*Written problem*
Print every record below exactly as written.
>> start
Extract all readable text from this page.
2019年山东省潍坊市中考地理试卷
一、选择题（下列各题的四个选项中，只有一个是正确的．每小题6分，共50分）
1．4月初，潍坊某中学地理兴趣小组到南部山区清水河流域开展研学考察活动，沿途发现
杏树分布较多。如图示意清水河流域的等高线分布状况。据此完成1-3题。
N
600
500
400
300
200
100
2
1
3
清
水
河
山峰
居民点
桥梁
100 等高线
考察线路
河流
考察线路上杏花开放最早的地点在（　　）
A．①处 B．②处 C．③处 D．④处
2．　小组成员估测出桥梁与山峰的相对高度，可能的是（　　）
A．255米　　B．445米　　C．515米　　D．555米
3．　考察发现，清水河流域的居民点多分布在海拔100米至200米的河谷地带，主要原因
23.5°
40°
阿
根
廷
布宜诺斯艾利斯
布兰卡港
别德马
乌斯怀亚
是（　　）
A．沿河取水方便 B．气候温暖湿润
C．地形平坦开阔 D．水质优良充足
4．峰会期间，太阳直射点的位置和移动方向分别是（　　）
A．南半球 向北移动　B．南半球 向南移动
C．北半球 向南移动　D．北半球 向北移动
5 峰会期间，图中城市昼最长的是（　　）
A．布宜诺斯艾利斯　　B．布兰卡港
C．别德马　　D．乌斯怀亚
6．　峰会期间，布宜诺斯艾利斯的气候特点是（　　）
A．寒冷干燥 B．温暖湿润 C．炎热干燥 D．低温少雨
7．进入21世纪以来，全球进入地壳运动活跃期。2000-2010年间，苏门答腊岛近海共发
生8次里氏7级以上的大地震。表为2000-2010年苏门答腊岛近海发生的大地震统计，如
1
>> end
*Result below*
Extract all readable text from this page.
2019年山东省潍坊市中考地理试卷
一、选择题（下列各题的四个选项中，只有一个是正确的．每小题6分，共50分）
1．4月初，潍坊某中学地理兴趣小组到南部山区清水河流域开展研学考察活动，沿途发现
杏树分布较多。如图示意清水河流域的等高线分布状况。据此完成1-3题。
N
600
500
400
300
200
100
2
1
3
清
水
河
山峰
居民点
桥梁
100 等高线
考察线路
河流
考察线路上杏花开放最早的地点在（　　）
A．①处 B．②处 C．③处 D．④处
2．　小组成员估测出桥梁与山峰的相对高度，可能的是（　　）
A．255米　　B．445米　　C．515米　　D．555米
3．　考察发现，清水河流域的居民点多分布在海拔100米至200米的河谷地带，主要原因
23.5°
40°
阿
根
廷
布宜诺斯艾利斯
布兰卡港
别德马
乌斯怀亚
是（　　）
A．沿河取水方便 B．气候温暖湿润
C．地形平坦开阔 D．水质优良充足
4．峰会期间，太阳直射点的位置和移动方向分别是（　　）
A．南半球 向北移动　B．南半球 向南移动
C．北半球 向南移动　D．北半球 向北移动
5 峰会期间，图中城市昼最长的是（　　）
A．布宜诺斯艾利斯　　B．布兰卡港
C．别德马　　D．乌斯怀亚
6．　峰会期间，布宜诺斯艾利斯的气候特点是（　　）
A．寒冷干燥 B．温暖湿润 C．炎热干燥 D．低温少雨
7．进入21世纪以来，全球进入地壳运动活跃期。2000-2010年间，苏门答腊岛近海共发
生8次里氏7级以上的大地震。表为2000-2010年苏门答腊岛近海发生的大地震统计，如
1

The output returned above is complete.